| WHAT THE TASK REQUIRES |
Write out each record again exactly as it stands.

_____

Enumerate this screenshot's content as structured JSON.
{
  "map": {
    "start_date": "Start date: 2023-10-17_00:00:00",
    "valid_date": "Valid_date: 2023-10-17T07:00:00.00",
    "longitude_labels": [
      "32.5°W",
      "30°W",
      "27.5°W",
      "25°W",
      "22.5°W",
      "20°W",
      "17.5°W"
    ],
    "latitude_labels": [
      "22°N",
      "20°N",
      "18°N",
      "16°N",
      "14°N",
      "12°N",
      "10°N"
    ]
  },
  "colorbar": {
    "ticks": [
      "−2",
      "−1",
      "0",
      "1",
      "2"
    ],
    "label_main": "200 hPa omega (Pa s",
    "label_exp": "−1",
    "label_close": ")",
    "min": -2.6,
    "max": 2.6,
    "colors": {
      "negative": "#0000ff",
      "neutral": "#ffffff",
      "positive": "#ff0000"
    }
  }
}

_____

| EXERCISE ANSWER |
Enumerate this screenshot's content as structured JSON.
{
  "map": {
    "start_date": "Start date: 2023-10-17_00:00:00",
    "valid_date": "Valid_date: 2023-10-17T07:00:00.00",
    "longitude_labels": [
      "32.5°W",
      "30°W",
      "27.5°W",
      "25°W",
      "22.5°W",
      "20°W",
      "17.5°W"
    ],
    "latitude_labels": [
      "22°N",
      "20°N",
      "18°N",
      "16°N",
      "14°N",
      "12°N",
      "10°N"
    ]
  },
  "colorbar": {
    "ticks": [
      "−2",
      "−1",
      "0",
      "1",
      "2"
    ],
    "label_main": "200 hPa omega (Pa s",
    "label_exp": "−1",
    "label_close": ")",
    "min": -2.6,
    "max": 2.6,
    "colors": {
      "negative": "#0000ff",
      "neutral": "#ffffff",
      "positive": "#ff0000"
    }
  }
}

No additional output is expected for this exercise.